**ITEMS**
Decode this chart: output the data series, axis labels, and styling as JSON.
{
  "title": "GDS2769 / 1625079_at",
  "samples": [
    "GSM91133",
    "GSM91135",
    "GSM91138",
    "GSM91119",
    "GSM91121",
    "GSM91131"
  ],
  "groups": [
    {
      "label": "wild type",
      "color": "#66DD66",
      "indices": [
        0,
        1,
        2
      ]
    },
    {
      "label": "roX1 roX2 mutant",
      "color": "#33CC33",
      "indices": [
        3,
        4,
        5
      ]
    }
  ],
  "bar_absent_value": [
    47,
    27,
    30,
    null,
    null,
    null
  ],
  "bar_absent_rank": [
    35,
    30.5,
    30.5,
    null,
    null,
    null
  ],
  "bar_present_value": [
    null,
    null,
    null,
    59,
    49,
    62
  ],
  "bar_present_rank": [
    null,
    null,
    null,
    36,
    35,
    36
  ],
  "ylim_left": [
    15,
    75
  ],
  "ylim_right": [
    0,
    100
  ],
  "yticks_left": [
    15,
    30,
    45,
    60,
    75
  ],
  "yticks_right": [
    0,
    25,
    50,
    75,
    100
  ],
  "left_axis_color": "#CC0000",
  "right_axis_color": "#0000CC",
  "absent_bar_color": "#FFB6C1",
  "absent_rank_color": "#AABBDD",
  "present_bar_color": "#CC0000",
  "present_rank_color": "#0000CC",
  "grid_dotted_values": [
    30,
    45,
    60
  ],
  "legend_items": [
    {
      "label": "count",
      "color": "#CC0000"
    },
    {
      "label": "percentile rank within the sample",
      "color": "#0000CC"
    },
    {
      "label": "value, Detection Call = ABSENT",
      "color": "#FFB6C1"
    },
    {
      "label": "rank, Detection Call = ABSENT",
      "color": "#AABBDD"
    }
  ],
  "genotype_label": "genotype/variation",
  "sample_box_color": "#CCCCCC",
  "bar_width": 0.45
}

**EXERCISE AIM**
Write out the data exactly as it stands.

**EXERCISE ANSWER**
Decode this chart: output the data series, axis labels, and styling as JSON.
{
  "title": "GDS2769 / 1625079_at",
  "samples": [
    "GSM91133",
    "GSM91135",
    "GSM91138",
    "GSM91119",
    "GSM91121",
    "GSM91131"
  ],
  "groups": [
    {
      "label": "wild type",
      "color": "#66DD66",
      "indices": [
        0,
        1,
        2
      ]
    },
    {
      "label": "roX1 roX2 mutant",
      "color": "#33CC33",
      "indices": [
        3,
        4,
        5
      ]
    }
  ],
  "bar_absent_value": [
    47,
    27,
    30,
    null,
    null,
    null
  ],
  "bar_absent_rank": [
    35,
    30.5,
    30.5,
    null,
    null,
    null
  ],
  "bar_present_value": [
    null,
    null,
    null,
    59,
    49,
    62
  ],
  "bar_present_rank": [
    null,
    null,
    null,
    36,
    35,
    36
  ],
  "ylim_left": [
    15,
    75
  ],
  "ylim_right": [
    0,
    100
  ],
  "yticks_left": [
    15,
    30,
    45,
    60,
    75
  ],
  "yticks_right": [
    0,
    25,
    50,
    75,
    100
  ],
  "left_axis_color": "#CC0000",
  "right_axis_color": "#0000CC",
  "absent_bar_color": "#FFB6C1",
  "absent_rank_color": "#AABBDD",
  "present_bar_color": "#CC0000",
  "present_rank_color": "#0000CC",
  "grid_dotted_values": [
    30,
    45,
    60
  ],
  "legend_items": [
    {
      "label": "count",
      "color": "#CC0000"
    },
    {
      "label": "percentile rank within the sample",
      "color": "#0000CC"
    },
    {
      "label": "value, Detection Call = ABSENT",
      "color": "#FFB6C1"
    },
    {
      "label": "rank, Detection Call = ABSENT",
      "color": "#AABBDD"
    }
  ],
  "genotype_label": "genotype/variation",
  "sample_box_color": "#CCCCCC",
  "bar_width": 0.45
}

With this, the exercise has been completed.